Task requirements:
Give the number of lines in the data that hold the string "Supply". Nothing else is needed.

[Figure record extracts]
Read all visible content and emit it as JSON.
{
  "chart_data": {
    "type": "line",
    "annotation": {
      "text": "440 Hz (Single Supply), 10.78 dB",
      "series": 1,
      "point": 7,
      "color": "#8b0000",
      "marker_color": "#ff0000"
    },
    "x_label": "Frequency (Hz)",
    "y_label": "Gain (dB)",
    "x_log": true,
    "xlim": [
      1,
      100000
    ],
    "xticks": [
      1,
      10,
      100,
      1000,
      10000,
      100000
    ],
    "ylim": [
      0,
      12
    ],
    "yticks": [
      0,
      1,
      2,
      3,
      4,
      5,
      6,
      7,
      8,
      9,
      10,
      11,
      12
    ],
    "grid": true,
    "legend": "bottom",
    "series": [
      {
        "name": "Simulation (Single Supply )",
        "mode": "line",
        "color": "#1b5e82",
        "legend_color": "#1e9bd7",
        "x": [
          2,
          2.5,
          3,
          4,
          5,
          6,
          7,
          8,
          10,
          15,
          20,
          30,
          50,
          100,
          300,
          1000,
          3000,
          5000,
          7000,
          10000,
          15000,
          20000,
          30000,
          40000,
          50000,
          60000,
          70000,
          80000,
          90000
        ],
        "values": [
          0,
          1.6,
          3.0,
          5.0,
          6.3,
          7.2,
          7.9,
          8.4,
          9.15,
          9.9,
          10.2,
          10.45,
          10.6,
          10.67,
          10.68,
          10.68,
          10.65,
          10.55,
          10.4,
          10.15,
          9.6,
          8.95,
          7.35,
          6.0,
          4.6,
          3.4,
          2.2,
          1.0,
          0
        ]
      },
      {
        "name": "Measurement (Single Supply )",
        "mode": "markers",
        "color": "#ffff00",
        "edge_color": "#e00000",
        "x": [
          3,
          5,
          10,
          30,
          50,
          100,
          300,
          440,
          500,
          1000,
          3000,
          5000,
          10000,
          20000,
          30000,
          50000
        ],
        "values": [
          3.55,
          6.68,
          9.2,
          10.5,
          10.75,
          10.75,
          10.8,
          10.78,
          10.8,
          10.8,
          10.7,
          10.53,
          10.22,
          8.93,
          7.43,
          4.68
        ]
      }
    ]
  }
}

--

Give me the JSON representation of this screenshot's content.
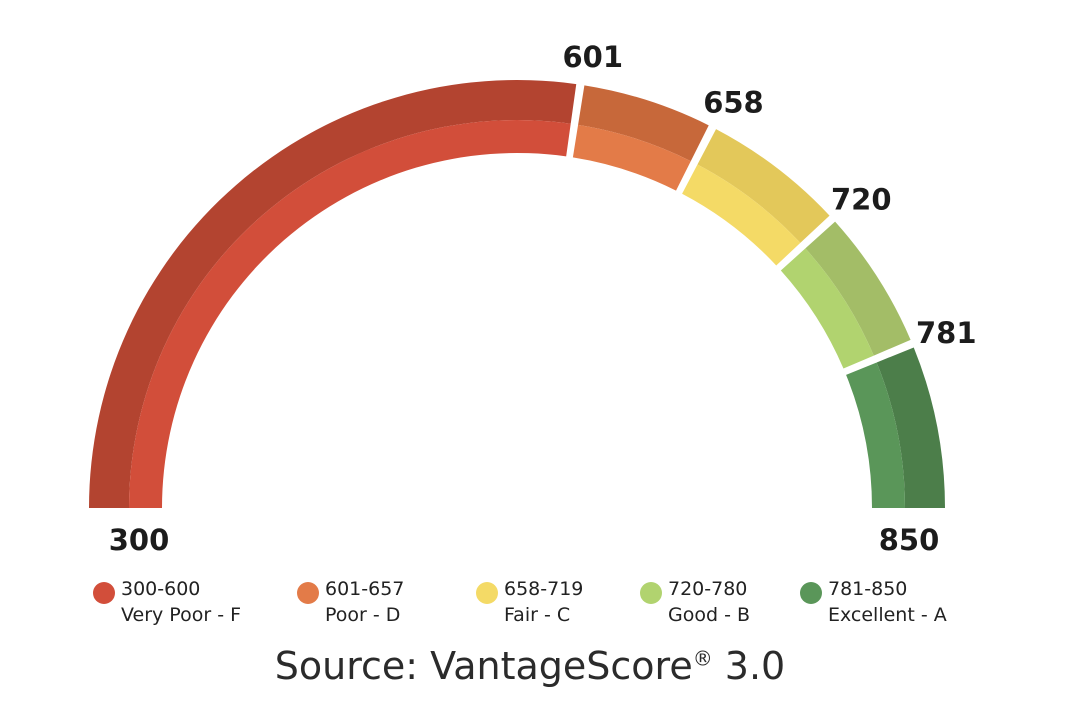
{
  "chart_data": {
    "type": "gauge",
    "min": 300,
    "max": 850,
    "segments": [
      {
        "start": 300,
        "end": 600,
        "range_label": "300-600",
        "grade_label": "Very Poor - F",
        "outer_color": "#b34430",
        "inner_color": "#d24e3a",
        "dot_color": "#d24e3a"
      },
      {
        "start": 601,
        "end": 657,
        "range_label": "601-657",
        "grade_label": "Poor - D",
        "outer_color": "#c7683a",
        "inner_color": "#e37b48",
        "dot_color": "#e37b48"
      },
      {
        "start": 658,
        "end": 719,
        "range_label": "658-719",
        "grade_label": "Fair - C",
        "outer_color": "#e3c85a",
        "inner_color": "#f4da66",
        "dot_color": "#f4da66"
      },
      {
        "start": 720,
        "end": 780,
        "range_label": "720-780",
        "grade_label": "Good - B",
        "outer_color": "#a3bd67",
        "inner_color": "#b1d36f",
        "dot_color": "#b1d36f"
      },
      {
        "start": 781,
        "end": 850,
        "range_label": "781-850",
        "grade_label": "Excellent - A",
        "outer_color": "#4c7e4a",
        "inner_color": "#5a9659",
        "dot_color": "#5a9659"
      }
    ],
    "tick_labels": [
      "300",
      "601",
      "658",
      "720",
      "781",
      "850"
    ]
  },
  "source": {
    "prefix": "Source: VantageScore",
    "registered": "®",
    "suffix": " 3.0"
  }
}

The result:
3